[Part of a data file]
--- begin ---
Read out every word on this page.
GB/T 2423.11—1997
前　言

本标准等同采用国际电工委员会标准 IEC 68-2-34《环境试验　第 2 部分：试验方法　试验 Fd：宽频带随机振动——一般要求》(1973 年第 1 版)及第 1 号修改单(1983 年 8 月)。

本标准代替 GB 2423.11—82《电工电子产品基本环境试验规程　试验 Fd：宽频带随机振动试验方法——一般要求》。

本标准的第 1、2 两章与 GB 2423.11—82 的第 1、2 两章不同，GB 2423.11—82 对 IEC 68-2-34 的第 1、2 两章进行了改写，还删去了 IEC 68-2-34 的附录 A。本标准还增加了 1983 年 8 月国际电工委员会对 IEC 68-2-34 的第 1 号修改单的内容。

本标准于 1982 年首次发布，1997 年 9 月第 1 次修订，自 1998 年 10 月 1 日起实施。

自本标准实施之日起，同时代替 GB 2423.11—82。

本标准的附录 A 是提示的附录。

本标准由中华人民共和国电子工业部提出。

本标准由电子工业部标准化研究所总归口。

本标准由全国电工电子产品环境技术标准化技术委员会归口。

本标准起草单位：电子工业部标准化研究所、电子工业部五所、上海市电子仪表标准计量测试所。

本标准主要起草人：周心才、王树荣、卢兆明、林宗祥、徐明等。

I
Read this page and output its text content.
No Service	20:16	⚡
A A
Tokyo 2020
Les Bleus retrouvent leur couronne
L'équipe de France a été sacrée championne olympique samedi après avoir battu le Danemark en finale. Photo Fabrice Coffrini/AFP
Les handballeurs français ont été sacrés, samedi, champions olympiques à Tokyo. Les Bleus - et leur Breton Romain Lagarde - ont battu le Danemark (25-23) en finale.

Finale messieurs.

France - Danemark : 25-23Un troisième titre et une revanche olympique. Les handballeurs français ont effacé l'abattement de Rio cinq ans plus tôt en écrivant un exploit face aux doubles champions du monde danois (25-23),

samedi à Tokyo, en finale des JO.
--- end ---
# EXERCISE INSTRUCTIONS:
Go through the preceding material and copy each line that has the word "Tokyo".

# RESPONSE:
Tokyo 2020
Les handballeurs français ont été sacrés, samedi, champions olympiques à Tokyo. Les Bleus - et leur Breton Romain Lagarde - ont battu le Danemark (25-23) en finale.
samedi à Tokyo, en finale des JO.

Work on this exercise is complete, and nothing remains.